**What is expected:** Copy every line from the records below that carries the word "Александровка".

Extracted entries START

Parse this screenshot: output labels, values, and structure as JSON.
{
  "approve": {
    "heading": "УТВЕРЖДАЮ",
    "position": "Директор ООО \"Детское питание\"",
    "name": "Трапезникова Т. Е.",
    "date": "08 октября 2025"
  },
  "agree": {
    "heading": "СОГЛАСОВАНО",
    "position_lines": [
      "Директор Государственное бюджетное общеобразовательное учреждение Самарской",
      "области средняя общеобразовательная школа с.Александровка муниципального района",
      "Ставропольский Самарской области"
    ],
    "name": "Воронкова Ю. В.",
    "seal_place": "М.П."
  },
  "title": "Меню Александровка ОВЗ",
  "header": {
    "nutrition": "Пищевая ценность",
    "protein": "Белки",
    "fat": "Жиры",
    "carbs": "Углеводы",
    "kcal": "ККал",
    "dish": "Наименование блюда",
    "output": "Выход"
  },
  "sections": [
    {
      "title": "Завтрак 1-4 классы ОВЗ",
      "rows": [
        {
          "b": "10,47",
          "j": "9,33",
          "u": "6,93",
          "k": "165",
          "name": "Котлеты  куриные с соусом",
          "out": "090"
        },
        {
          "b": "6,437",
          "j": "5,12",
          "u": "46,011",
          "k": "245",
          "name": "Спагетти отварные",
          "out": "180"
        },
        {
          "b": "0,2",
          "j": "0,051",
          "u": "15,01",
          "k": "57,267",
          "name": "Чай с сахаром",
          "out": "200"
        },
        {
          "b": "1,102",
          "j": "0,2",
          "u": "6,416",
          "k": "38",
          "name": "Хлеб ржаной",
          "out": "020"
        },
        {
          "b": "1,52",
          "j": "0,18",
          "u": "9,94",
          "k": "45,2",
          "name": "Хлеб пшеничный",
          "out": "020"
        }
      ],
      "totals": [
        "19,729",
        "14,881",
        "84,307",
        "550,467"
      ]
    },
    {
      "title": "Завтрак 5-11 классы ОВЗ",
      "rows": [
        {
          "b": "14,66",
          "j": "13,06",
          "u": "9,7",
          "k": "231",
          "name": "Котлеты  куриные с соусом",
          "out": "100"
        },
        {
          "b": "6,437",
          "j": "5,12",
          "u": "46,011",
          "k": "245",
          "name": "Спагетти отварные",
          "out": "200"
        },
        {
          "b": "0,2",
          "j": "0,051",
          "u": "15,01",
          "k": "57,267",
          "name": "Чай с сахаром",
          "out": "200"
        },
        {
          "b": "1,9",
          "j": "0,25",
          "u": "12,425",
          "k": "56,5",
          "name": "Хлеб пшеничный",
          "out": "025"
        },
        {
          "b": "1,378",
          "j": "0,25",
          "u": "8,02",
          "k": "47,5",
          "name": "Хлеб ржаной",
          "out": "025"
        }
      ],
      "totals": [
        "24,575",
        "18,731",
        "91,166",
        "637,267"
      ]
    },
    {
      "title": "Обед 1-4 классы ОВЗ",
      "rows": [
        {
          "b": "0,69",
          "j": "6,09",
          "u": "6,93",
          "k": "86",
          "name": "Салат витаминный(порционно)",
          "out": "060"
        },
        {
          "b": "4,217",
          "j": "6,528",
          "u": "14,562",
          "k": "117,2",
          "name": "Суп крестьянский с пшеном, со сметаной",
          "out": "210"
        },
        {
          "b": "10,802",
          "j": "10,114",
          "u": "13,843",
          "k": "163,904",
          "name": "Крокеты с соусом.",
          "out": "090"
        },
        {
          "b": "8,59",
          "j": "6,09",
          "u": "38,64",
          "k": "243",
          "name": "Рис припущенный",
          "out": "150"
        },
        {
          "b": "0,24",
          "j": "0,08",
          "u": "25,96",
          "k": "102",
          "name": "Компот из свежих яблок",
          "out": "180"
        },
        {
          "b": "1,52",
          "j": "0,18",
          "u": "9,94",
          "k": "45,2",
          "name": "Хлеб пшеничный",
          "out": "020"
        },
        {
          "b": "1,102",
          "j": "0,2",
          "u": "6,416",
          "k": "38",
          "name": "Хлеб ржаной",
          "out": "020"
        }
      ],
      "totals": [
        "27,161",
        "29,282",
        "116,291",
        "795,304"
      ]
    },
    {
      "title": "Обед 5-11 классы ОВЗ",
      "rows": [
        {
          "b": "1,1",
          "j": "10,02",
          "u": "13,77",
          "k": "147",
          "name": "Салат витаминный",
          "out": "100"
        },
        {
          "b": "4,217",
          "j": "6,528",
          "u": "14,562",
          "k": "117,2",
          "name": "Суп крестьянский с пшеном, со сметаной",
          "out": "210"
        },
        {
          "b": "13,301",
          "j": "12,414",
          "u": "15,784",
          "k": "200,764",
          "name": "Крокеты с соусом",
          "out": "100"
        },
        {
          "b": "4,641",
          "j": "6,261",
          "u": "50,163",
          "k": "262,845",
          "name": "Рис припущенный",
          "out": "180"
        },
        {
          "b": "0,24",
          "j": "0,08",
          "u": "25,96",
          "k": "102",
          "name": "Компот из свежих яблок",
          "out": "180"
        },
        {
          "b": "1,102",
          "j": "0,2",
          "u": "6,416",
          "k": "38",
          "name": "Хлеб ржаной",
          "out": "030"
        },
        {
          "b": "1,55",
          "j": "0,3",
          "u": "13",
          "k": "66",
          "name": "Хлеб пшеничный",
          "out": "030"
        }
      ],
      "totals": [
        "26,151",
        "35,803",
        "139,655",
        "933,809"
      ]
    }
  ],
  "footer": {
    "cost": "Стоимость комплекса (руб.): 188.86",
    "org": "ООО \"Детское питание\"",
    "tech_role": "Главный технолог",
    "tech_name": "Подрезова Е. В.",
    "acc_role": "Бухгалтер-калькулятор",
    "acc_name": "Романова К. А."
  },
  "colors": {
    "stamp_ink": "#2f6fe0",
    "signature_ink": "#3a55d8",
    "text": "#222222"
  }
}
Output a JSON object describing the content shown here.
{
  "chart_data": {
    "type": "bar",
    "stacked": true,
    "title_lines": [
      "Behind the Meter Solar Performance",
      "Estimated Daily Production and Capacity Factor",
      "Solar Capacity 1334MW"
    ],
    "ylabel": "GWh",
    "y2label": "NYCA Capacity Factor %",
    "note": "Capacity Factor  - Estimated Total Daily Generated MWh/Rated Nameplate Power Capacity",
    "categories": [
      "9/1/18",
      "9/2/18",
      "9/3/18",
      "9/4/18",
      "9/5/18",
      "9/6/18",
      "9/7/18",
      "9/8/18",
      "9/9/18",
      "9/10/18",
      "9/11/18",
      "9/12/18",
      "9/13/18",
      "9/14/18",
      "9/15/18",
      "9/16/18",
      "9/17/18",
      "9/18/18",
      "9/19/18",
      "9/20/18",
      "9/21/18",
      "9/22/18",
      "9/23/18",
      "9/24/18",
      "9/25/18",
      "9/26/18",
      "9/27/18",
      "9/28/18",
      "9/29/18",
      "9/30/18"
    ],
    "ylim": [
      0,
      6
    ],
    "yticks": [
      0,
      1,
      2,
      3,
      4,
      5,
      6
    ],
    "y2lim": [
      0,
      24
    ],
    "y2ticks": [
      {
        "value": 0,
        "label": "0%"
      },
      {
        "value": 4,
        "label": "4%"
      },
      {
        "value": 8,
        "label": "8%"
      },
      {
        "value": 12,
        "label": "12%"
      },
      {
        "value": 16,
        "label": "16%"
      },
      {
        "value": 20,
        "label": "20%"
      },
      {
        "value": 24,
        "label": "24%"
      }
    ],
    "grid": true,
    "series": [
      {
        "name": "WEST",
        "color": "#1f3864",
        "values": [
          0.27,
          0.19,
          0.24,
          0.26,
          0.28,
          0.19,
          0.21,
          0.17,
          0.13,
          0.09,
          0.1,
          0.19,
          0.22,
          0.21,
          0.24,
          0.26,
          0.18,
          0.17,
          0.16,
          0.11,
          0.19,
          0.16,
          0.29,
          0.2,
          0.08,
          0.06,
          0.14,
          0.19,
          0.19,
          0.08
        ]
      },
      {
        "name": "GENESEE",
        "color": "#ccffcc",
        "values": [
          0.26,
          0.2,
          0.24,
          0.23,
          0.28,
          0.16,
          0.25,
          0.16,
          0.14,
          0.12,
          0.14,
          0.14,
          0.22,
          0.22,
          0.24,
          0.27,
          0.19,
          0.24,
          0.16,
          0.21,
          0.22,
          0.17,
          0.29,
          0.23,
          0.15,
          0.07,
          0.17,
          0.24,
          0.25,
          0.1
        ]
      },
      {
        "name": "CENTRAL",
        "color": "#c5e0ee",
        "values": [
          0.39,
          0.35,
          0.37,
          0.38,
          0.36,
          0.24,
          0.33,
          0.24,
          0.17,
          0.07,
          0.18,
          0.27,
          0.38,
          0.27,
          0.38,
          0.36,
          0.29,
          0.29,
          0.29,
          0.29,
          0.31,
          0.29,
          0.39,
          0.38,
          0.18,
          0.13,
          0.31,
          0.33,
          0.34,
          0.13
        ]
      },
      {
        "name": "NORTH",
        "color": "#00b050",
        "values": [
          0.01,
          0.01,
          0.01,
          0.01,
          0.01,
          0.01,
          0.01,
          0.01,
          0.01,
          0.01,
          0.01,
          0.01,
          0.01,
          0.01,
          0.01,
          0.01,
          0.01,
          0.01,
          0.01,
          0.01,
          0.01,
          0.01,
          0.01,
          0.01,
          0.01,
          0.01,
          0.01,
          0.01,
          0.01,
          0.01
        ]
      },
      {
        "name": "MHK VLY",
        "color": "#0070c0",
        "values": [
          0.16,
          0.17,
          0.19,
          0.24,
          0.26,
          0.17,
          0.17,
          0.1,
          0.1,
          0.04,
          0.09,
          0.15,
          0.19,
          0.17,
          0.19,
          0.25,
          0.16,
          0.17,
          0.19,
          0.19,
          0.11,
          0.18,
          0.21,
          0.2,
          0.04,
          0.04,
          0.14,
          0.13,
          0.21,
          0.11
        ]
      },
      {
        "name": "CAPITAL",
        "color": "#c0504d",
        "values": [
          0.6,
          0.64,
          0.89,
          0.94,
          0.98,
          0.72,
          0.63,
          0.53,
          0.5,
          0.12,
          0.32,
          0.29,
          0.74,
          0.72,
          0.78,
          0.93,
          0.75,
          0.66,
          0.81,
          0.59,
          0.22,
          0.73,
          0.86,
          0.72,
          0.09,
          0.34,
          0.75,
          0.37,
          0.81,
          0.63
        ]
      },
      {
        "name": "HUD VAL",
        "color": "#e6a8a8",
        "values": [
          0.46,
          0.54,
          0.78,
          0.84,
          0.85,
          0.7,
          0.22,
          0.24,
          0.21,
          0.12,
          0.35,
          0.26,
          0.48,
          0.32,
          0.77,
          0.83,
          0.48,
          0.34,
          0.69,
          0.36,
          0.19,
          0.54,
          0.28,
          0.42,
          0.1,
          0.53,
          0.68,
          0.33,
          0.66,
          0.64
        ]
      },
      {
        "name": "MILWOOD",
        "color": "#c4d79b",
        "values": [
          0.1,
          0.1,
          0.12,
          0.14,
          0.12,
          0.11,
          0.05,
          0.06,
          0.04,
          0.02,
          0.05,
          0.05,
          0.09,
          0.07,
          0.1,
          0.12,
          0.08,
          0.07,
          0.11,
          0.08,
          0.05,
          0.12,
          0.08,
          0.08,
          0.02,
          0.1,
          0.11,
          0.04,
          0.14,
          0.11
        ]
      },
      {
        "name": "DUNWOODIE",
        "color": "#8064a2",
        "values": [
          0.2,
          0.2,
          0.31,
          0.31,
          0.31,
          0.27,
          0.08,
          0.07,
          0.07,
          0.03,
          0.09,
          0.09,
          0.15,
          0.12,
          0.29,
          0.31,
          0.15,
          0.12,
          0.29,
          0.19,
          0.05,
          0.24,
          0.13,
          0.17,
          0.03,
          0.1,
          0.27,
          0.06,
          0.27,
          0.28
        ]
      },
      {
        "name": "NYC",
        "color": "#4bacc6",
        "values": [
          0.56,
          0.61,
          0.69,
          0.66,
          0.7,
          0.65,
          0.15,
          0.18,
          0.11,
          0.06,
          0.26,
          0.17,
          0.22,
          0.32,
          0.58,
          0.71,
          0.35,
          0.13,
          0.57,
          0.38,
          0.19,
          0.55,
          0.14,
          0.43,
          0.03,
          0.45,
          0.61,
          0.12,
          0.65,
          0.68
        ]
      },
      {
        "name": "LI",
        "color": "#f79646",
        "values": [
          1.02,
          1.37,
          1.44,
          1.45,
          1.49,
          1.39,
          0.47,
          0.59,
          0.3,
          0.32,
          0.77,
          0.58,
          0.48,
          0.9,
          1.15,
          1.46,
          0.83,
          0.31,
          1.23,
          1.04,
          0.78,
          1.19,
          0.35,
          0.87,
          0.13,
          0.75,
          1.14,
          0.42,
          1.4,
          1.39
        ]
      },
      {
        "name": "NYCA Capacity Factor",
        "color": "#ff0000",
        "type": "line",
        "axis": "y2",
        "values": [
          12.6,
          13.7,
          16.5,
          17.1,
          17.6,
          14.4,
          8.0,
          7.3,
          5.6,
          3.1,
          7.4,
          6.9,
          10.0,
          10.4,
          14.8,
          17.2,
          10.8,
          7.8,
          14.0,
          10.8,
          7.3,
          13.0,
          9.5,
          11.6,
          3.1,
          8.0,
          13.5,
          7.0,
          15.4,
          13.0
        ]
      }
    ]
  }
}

Extracted entries END

**Response below:**
      "области средняя общеобразовательная школа с.Александровка муниципального района",
  "title": "Меню Александровка ОВЗ",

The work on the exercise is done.